- REQUIREMENT:
Provide the records once more, identical to the original.

== INFORMATION PROVIDED

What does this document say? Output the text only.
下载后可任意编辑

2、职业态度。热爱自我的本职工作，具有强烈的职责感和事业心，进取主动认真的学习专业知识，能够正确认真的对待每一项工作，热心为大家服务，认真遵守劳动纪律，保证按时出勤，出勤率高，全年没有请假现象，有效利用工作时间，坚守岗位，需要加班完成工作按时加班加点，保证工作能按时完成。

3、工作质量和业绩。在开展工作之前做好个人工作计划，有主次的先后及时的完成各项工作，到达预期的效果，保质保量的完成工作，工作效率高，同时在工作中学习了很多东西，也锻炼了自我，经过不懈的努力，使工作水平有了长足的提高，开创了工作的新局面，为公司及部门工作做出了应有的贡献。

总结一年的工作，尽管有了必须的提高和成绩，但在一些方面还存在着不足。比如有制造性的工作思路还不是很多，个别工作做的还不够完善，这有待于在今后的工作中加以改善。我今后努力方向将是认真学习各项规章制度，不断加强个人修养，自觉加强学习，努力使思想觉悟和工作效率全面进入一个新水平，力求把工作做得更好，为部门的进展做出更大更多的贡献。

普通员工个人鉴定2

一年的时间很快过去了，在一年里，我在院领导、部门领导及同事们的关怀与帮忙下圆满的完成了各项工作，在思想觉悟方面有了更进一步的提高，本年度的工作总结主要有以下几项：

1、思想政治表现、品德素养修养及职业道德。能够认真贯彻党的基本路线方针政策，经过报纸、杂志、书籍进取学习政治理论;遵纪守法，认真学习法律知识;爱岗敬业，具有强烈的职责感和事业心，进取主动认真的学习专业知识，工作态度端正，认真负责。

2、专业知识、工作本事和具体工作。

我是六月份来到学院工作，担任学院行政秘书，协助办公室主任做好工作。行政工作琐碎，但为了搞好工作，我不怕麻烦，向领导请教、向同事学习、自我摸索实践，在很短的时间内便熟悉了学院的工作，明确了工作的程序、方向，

====

- OUTPUT OF THE EXERCISE:
What does this document say? Output the text only.
下载后可任意编辑

2、职业态度。热爱自我的本职工作，具有强烈的职责感和事业心，进取主动认真的学习专业知识，能够正确认真的对待每一项工作，热心为大家服务，认真遵守劳动纪律，保证按时出勤，出勤率高，全年没有请假现象，有效利用工作时间，坚守岗位，需要加班完成工作按时加班加点，保证工作能按时完成。

3、工作质量和业绩。在开展工作之前做好个人工作计划，有主次的先后及时的完成各项工作，到达预期的效果，保质保量的完成工作，工作效率高，同时在工作中学习了很多东西，也锻炼了自我，经过不懈的努力，使工作水平有了长足的提高，开创了工作的新局面，为公司及部门工作做出了应有的贡献。

总结一年的工作，尽管有了必须的提高和成绩，但在一些方面还存在着不足。比如有制造性的工作思路还不是很多，个别工作做的还不够完善，这有待于在今后的工作中加以改善。我今后努力方向将是认真学习各项规章制度，不断加强个人修养，自觉加强学习，努力使思想觉悟和工作效率全面进入一个新水平，力求把工作做得更好，为部门的进展做出更大更多的贡献。

普通员工个人鉴定2

一年的时间很快过去了，在一年里，我在院领导、部门领导及同事们的关怀与帮忙下圆满的完成了各项工作，在思想觉悟方面有了更进一步的提高，本年度的工作总结主要有以下几项：

1、思想政治表现、品德素养修养及职业道德。能够认真贯彻党的基本路线方针政策，经过报纸、杂志、书籍进取学习政治理论;遵纪守法，认真学习法律知识;爱岗敬业，具有强烈的职责感和事业心，进取主动认真的学习专业知识，工作态度端正，认真负责。

2、专业知识、工作本事和具体工作。

我是六月份来到学院工作，担任学院行政秘书，协助办公室主任做好工作。行政工作琐碎，但为了搞好工作，我不怕麻烦，向领导请教、向同事学习、自我摸索实践，在很短的时间内便熟悉了学院的工作，明确了工作的程序、方向，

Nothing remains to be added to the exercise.